— start of Records shown —
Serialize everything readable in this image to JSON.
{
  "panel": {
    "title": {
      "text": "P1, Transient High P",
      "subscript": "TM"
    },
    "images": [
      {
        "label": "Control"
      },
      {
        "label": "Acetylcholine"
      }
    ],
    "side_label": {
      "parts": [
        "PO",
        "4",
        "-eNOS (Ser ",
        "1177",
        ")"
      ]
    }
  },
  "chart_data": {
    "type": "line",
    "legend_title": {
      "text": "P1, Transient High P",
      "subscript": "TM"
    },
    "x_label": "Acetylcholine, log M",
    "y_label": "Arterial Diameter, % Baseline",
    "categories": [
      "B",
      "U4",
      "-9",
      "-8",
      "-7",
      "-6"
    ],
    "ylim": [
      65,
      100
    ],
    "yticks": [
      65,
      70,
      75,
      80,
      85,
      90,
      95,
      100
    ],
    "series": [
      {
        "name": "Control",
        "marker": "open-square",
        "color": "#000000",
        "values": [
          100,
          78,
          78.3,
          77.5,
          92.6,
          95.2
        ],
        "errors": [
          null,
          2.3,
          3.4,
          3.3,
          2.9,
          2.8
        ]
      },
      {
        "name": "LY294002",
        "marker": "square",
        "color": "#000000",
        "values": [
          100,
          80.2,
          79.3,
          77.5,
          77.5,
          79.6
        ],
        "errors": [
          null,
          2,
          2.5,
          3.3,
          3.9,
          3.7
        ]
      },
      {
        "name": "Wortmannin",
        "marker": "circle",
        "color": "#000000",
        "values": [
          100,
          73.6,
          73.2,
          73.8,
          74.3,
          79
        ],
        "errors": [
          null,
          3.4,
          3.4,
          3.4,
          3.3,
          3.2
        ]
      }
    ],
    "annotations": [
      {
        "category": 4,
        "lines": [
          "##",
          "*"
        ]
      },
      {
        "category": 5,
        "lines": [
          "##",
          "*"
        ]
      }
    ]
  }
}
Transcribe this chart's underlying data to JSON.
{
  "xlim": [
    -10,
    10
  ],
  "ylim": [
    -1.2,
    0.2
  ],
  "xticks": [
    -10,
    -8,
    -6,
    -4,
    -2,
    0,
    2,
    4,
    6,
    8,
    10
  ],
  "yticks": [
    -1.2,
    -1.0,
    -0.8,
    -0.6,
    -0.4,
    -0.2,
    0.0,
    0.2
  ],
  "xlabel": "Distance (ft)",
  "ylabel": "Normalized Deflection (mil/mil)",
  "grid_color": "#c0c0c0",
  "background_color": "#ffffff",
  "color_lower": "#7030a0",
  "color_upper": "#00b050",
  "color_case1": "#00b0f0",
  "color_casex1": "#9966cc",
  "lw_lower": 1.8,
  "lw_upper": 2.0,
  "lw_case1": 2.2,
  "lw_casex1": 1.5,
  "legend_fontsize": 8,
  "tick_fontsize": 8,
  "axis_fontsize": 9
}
— end of Records shown —
Challenge:
Reproduce exactly, with nothing added, the lines from the one that contains "Transcribe this chart's" to the end of the data.

Result for this exercise:
Transcribe this chart's underlying data to JSON.
{
  "xlim": [
    -10,
    10
  ],
  "ylim": [
    -1.2,
    0.2
  ],
  "xticks": [
    -10,
    -8,
    -6,
    -4,
    -2,
    0,
    2,
    4,
    6,
    8,
    10
  ],
  "yticks": [
    -1.2,
    -1.0,
    -0.8,
    -0.6,
    -0.4,
    -0.2,
    0.0,
    0.2
  ],
  "xlabel": "Distance (ft)",
  "ylabel": "Normalized Deflection (mil/mil)",
  "grid_color": "#c0c0c0",
  "background_color": "#ffffff",
  "color_lower": "#7030a0",
  "color_upper": "#00b050",
  "color_case1": "#00b0f0",
  "color_casex1": "#9966cc",
  "lw_lower": 1.8,
  "lw_upper": 2.0,
  "lw_case1": 2.2,
  "lw_casex1": 1.5,
  "legend_fontsize": 8,
  "tick_fontsize": 8,
  "axis_fontsize": 9
}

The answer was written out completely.